The problem: Reproduce the listing below exactly, minus its pictures.

++++++

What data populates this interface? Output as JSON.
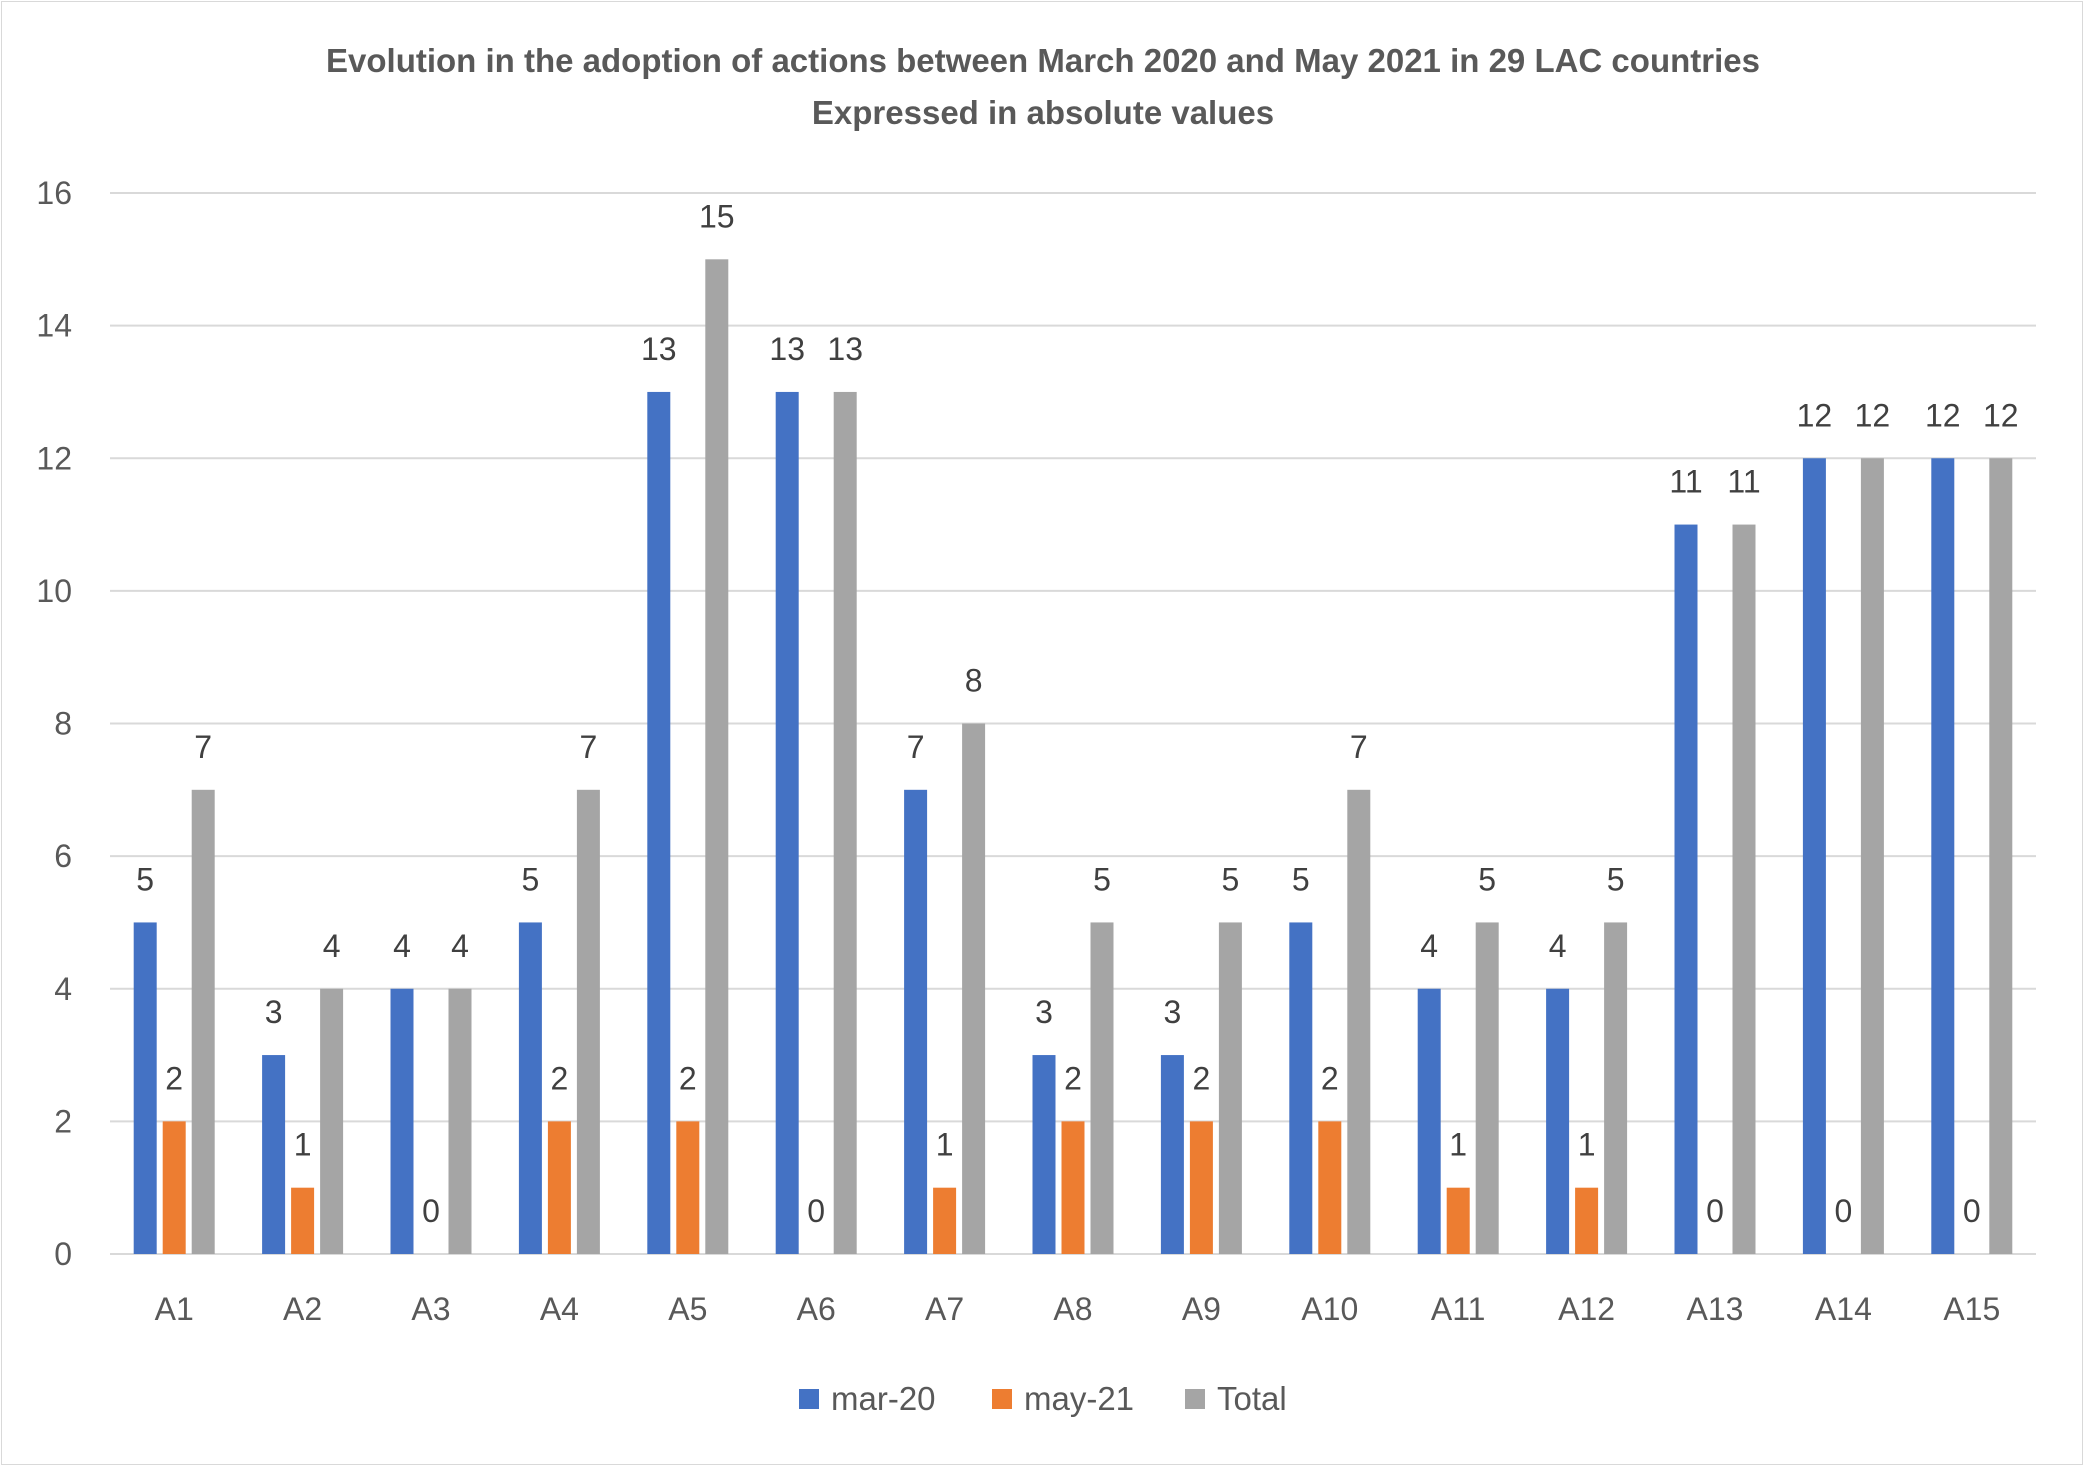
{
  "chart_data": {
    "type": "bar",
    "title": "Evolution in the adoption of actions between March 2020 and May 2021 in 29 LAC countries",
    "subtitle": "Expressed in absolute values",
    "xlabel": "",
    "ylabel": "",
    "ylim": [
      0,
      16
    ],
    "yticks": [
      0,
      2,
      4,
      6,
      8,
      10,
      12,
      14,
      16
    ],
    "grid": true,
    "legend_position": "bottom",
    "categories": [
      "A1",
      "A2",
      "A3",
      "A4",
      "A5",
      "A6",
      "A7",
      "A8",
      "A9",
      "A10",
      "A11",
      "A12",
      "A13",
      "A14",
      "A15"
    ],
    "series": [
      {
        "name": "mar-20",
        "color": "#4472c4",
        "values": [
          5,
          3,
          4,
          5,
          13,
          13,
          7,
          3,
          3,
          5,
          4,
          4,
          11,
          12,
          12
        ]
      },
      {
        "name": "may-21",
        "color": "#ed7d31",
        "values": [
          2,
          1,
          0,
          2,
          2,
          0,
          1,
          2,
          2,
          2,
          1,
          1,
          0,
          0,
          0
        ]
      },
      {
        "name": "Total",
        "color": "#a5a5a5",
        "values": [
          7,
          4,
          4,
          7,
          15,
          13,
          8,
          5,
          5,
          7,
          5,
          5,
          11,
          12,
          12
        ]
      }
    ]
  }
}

++++++

Output below:
What data populates this interface? Output as JSON.
{
  "chart_data": {
    "type": "bar",
    "title": "Evolution in the adoption of actions between March 2020 and May 2021 in 29 LAC countries",
    "subtitle": "Expressed in absolute values",
    "xlabel": "",
    "ylabel": "",
    "ylim": [
      0,
      16
    ],
    "yticks": [
      0,
      2,
      4,
      6,
      8,
      10,
      12,
      14,
      16
    ],
    "grid": true,
    "legend_position": "bottom",
    "categories": [
      "A1",
      "A2",
      "A3",
      "A4",
      "A5",
      "A6",
      "A7",
      "A8",
      "A9",
      "A10",
      "A11",
      "A12",
      "A13",
      "A14",
      "A15"
    ],
    "series": [
      {
        "name": "mar-20",
        "color": "#4472c4",
        "values": [
          5,
          3,
          4,
          5,
          13,
          13,
          7,
          3,
          3,
          5,
          4,
          4,
          11,
          12,
          12
        ]
      },
      {
        "name": "may-21",
        "color": "#ed7d31",
        "values": [
          2,
          1,
          0,
          2,
          2,
          0,
          1,
          2,
          2,
          2,
          1,
          1,
          0,
          0,
          0
        ]
      },
      {
        "name": "Total",
        "color": "#a5a5a5",
        "values": [
          7,
          4,
          4,
          7,
          15,
          13,
          8,
          5,
          5,
          7,
          5,
          5,
          11,
          12,
          12
        ]
      }
    ]
  }
}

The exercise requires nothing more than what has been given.